BEGIN ENTRIES PROVIDED
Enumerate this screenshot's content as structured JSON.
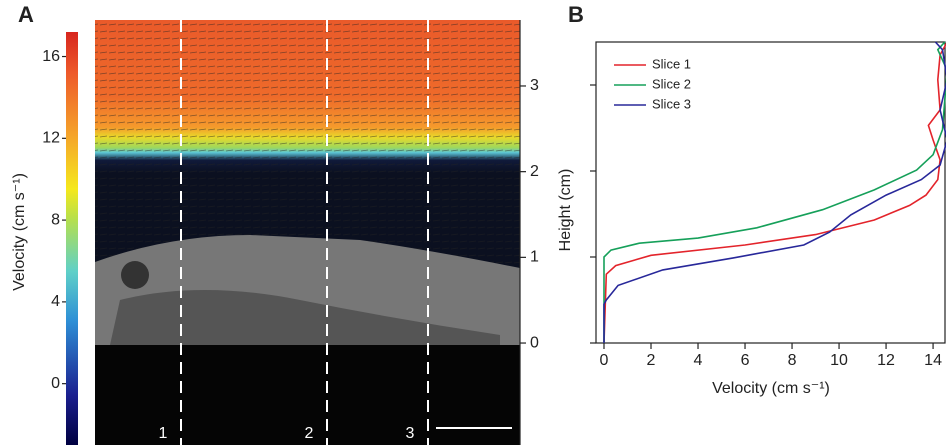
{
  "chart_data": [
    {
      "type": "heatmap",
      "panel_label": "A",
      "colorbar": {
        "label": "Velocity (cm s⁻¹)",
        "lim": [
          -3,
          17.2
        ],
        "ticks": [
          0,
          4,
          8,
          12,
          16
        ]
      },
      "y2label": "Height (cm)",
      "y2lim": [
        -1.19,
        3.77
      ],
      "y2ticks": [
        0,
        1,
        2,
        3
      ],
      "slices": [
        "1",
        "2",
        "3"
      ]
    },
    {
      "type": "line",
      "panel_label": "B",
      "xlabel": "Velocity (cm s⁻¹)",
      "xlim": [
        -0.34,
        14.55
      ],
      "xticks": [
        0,
        2,
        4,
        6,
        8,
        10,
        12,
        14
      ],
      "ylim": [
        0,
        3.5
      ],
      "yticks": [
        0,
        1,
        2,
        3
      ],
      "legend": "upper left",
      "series": [
        {
          "name": "Slice 1",
          "color": "#e3242b",
          "x": [
            0,
            0.1,
            0.5,
            2,
            6,
            9,
            11.5,
            13,
            13.7,
            14.2,
            14.3,
            14.0,
            13.8,
            14.3,
            14.2,
            14.3,
            14.6
          ],
          "values": [
            0,
            0.8,
            0.9,
            1.02,
            1.14,
            1.26,
            1.43,
            1.6,
            1.72,
            1.9,
            2.13,
            2.36,
            2.53,
            2.71,
            3.06,
            3.35,
            3.5
          ]
        },
        {
          "name": "Slice 2",
          "color": "#16a05a",
          "x": [
            0,
            0,
            0.3,
            1.5,
            4,
            6.5,
            9.3,
            11.5,
            13.3,
            14,
            14.4,
            14.5,
            14.6,
            14.2,
            14.5
          ],
          "values": [
            0,
            1.0,
            1.08,
            1.16,
            1.22,
            1.34,
            1.55,
            1.78,
            2.01,
            2.19,
            2.48,
            2.83,
            3.17,
            3.41,
            3.5
          ]
        },
        {
          "name": "Slice 3",
          "color": "#28289a",
          "x": [
            0,
            0,
            0.1,
            0.6,
            2.5,
            5.5,
            8.5,
            9.6,
            10.5,
            12,
            13.5,
            14.3,
            14.6,
            14.3,
            14.6,
            14.4,
            14.1
          ],
          "values": [
            0,
            0.45,
            0.5,
            0.67,
            0.85,
            0.99,
            1.14,
            1.29,
            1.49,
            1.72,
            1.9,
            2.07,
            2.36,
            2.71,
            3.06,
            3.41,
            3.5
          ]
        }
      ]
    }
  ]
}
END ENTRIES PROVIDED
### BRIEF
Return every line from the records above that holds the word "Velocity".

### RESULT OF THE TASK
        "label": "Velocity (cm s⁻¹)",
      "xlabel": "Velocity (cm s⁻¹)",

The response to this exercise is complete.